Look below and pull out each line with the word "FOUNDATION".

### [ENTRIES PROVIDED]
▼

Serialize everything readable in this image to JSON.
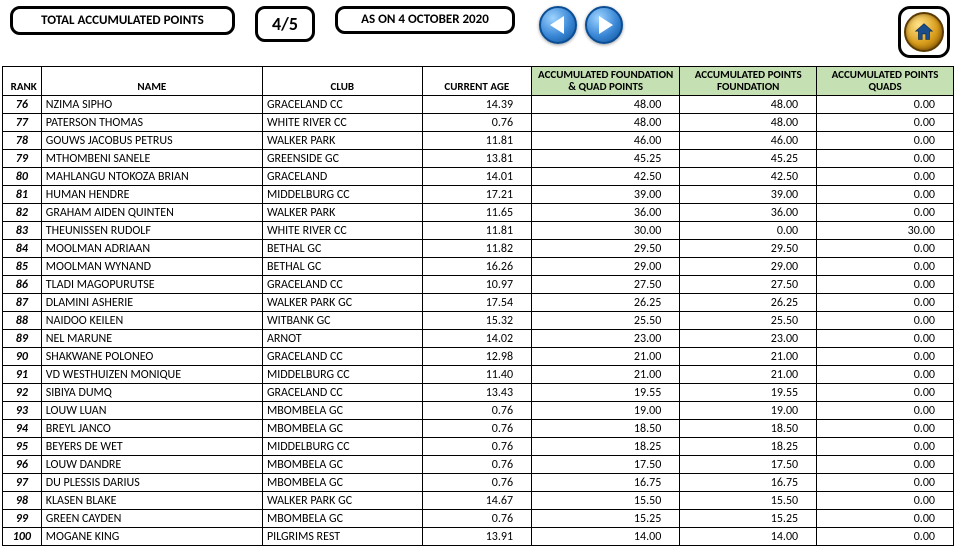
{
  "header": {
    "title": "TOTAL ACCUMULATED POINTS",
    "page": "4/5",
    "date": "AS ON 4 OCTOBER 2020"
  },
  "table": {
    "columns": {
      "rank": "RANK",
      "name": "NAME",
      "club": "CLUB",
      "age": "CURRENT AGE",
      "acc_combined": "ACCUMULATED FOUNDATION & QUAD POINTS",
      "acc_foundation": "ACCUMULATED POINTS FOUNDATION",
      "acc_quads": "ACCUMULATED POINTS QUADS"
    },
    "header_colors": {
      "white": "#ffffff",
      "green": "#c5e0b3"
    },
    "rows": [
      {
        "rank": 76,
        "name": "NZIMA SIPHO",
        "club": "GRACELAND CC",
        "age": "14.39",
        "acc": "48.00",
        "accf": "48.00",
        "accq": "0.00"
      },
      {
        "rank": 77,
        "name": "PATERSON THOMAS",
        "club": "WHITE RIVER CC",
        "age": "0.76",
        "acc": "48.00",
        "accf": "48.00",
        "accq": "0.00"
      },
      {
        "rank": 78,
        "name": "GOUWS JACOBUS PETRUS",
        "club": "WALKER PARK",
        "age": "11.81",
        "acc": "46.00",
        "accf": "46.00",
        "accq": "0.00"
      },
      {
        "rank": 79,
        "name": "MTHOMBENI SANELE",
        "club": "GREENSIDE GC",
        "age": "13.81",
        "acc": "45.25",
        "accf": "45.25",
        "accq": "0.00"
      },
      {
        "rank": 80,
        "name": "MAHLANGU NTOKOZA BRIAN",
        "club": "GRACELAND",
        "age": "14.01",
        "acc": "42.50",
        "accf": "42.50",
        "accq": "0.00"
      },
      {
        "rank": 81,
        "name": "HUMAN HENDRE",
        "club": "MIDDELBURG CC",
        "age": "17.21",
        "acc": "39.00",
        "accf": "39.00",
        "accq": "0.00"
      },
      {
        "rank": 82,
        "name": "GRAHAM AIDEN QUINTEN",
        "club": "WALKER PARK",
        "age": "11.65",
        "acc": "36.00",
        "accf": "36.00",
        "accq": "0.00"
      },
      {
        "rank": 83,
        "name": "THEUNISSEN RUDOLF",
        "club": "WHITE RIVER CC",
        "age": "11.81",
        "acc": "30.00",
        "accf": "0.00",
        "accq": "30.00"
      },
      {
        "rank": 84,
        "name": "MOOLMAN ADRIAAN",
        "club": "BETHAL GC",
        "age": "11.82",
        "acc": "29.50",
        "accf": "29.50",
        "accq": "0.00"
      },
      {
        "rank": 85,
        "name": "MOOLMAN WYNAND",
        "club": "BETHAL GC",
        "age": "16.26",
        "acc": "29.00",
        "accf": "29.00",
        "accq": "0.00"
      },
      {
        "rank": 86,
        "name": "TLADI MAGOPURUTSE",
        "club": "GRACELAND CC",
        "age": "10.97",
        "acc": "27.50",
        "accf": "27.50",
        "accq": "0.00"
      },
      {
        "rank": 87,
        "name": "DLAMINI ASHERIE",
        "club": "WALKER PARK GC",
        "age": "17.54",
        "acc": "26.25",
        "accf": "26.25",
        "accq": "0.00"
      },
      {
        "rank": 88,
        "name": "NAIDOO KEILEN",
        "club": "WITBANK GC",
        "age": "15.32",
        "acc": "25.50",
        "accf": "25.50",
        "accq": "0.00"
      },
      {
        "rank": 89,
        "name": "NEL MARUNE",
        "club": "ARNOT",
        "age": "14.02",
        "acc": "23.00",
        "accf": "23.00",
        "accq": "0.00"
      },
      {
        "rank": 90,
        "name": "SHAKWANE POLONEO",
        "club": "GRACELAND CC",
        "age": "12.98",
        "acc": "21.00",
        "accf": "21.00",
        "accq": "0.00"
      },
      {
        "rank": 91,
        "name": "VD WESTHUIZEN MONIQUE",
        "club": "MIDDELBURG CC",
        "age": "11.40",
        "acc": "21.00",
        "accf": "21.00",
        "accq": "0.00"
      },
      {
        "rank": 92,
        "name": "SIBIYA DUMQ",
        "club": "GRACELAND CC",
        "age": "13.43",
        "acc": "19.55",
        "accf": "19.55",
        "accq": "0.00"
      },
      {
        "rank": 93,
        "name": "LOUW LUAN",
        "club": "MBOMBELA GC",
        "age": "0.76",
        "acc": "19.00",
        "accf": "19.00",
        "accq": "0.00"
      },
      {
        "rank": 94,
        "name": "BREYL JANCO",
        "club": "MBOMBELA GC",
        "age": "0.76",
        "acc": "18.50",
        "accf": "18.50",
        "accq": "0.00"
      },
      {
        "rank": 95,
        "name": "BEYERS DE WET",
        "club": "MIDDELBURG CC",
        "age": "0.76",
        "acc": "18.25",
        "accf": "18.25",
        "accq": "0.00"
      },
      {
        "rank": 96,
        "name": "LOUW DANDRE",
        "club": "MBOMBELA GC",
        "age": "0.76",
        "acc": "17.50",
        "accf": "17.50",
        "accq": "0.00"
      },
      {
        "rank": 97,
        "name": "DU PLESSIS DARIUS",
        "club": "MBOMBELA GC",
        "age": "0.76",
        "acc": "16.75",
        "accf": "16.75",
        "accq": "0.00"
      },
      {
        "rank": 98,
        "name": "KLASEN BLAKE",
        "club": "WALKER PARK GC",
        "age": "14.67",
        "acc": "15.50",
        "accf": "15.50",
        "accq": "0.00"
      },
      {
        "rank": 99,
        "name": "GREEN CAYDEN",
        "club": "MBOMBELA GC",
        "age": "0.76",
        "acc": "15.25",
        "accf": "15.25",
        "accq": "0.00"
      },
      {
        "rank": 100,
        "name": "MOGANE KING",
        "club": "PILGRIMS REST",
        "age": "13.91",
        "acc": "14.00",
        "accf": "14.00",
        "accq": "0.00"
      }
    ]
  }
}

▲

### [RIGHT ANSWER]
      "acc_combined": "ACCUMULATED FOUNDATION & QUAD POINTS",
      "acc_foundation": "ACCUMULATED POINTS FOUNDATION",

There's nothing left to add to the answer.